Work to complete: Retype the full set of records. Keep every character identical.

Items:
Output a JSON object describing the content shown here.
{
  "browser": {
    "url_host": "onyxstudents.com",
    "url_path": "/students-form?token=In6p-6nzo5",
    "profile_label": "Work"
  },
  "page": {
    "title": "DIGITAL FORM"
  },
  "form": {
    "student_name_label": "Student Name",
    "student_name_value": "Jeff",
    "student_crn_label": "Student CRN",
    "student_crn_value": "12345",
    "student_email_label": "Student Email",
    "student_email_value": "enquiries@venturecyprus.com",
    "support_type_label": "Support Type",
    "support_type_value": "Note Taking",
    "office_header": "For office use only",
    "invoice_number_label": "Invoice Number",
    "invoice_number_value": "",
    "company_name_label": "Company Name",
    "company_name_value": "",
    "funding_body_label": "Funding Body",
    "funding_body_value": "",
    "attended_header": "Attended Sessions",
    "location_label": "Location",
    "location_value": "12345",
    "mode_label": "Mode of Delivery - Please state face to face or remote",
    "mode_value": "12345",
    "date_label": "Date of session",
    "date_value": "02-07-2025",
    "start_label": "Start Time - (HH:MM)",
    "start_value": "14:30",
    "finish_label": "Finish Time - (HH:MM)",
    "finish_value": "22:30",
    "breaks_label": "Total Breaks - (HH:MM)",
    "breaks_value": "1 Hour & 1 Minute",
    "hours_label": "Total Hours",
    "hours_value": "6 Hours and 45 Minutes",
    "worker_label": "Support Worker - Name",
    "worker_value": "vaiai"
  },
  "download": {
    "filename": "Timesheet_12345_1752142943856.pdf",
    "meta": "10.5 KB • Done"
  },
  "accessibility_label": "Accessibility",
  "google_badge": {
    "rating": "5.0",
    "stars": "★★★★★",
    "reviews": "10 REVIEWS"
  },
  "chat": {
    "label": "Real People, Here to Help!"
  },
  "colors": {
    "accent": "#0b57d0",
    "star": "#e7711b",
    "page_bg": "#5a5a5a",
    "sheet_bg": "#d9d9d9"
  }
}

Result of the task:
Output a JSON object describing the content shown here.
{
  "browser": {
    "url_host": "onyxstudents.com",
    "url_path": "/students-form?token=In6p-6nzo5",
    "profile_label": "Work"
  },
  "page": {
    "title": "DIGITAL FORM"
  },
  "form": {
    "student_name_label": "Student Name",
    "student_name_value": "Jeff",
    "student_crn_label": "Student CRN",
    "student_crn_value": "12345",
    "student_email_label": "Student Email",
    "student_email_value": "enquiries@venturecyprus.com",
    "support_type_label": "Support Type",
    "support_type_value": "Note Taking",
    "office_header": "For office use only",
    "invoice_number_label": "Invoice Number",
    "invoice_number_value": "",
    "company_name_label": "Company Name",
    "company_name_value": "",
    "funding_body_label": "Funding Body",
    "funding_body_value": "",
    "attended_header": "Attended Sessions",
    "location_label": "Location",
    "location_value": "12345",
    "mode_label": "Mode of Delivery - Please state face to face or remote",
    "mode_value": "12345",
    "date_label": "Date of session",
    "date_value": "02-07-2025",
    "start_label": "Start Time - (HH:MM)",
    "start_value": "14:30",
    "finish_label": "Finish Time - (HH:MM)",
    "finish_value": "22:30",
    "breaks_label": "Total Breaks - (HH:MM)",
    "breaks_value": "1 Hour & 1 Minute",
    "hours_label": "Total Hours",
    "hours_value": "6 Hours and 45 Minutes",
    "worker_label": "Support Worker - Name",
    "worker_value": "vaiai"
  },
  "download": {
    "filename": "Timesheet_12345_1752142943856.pdf",
    "meta": "10.5 KB • Done"
  },
  "accessibility_label": "Accessibility",
  "google_badge": {
    "rating": "5.0",
    "stars": "★★★★★",
    "reviews": "10 REVIEWS"
  },
  "chat": {
    "label": "Real People, Here to Help!"
  },
  "colors": {
    "accent": "#0b57d0",
    "star": "#e7711b",
    "page_bg": "#5a5a5a",
    "sheet_bg": "#d9d9d9"
  }
}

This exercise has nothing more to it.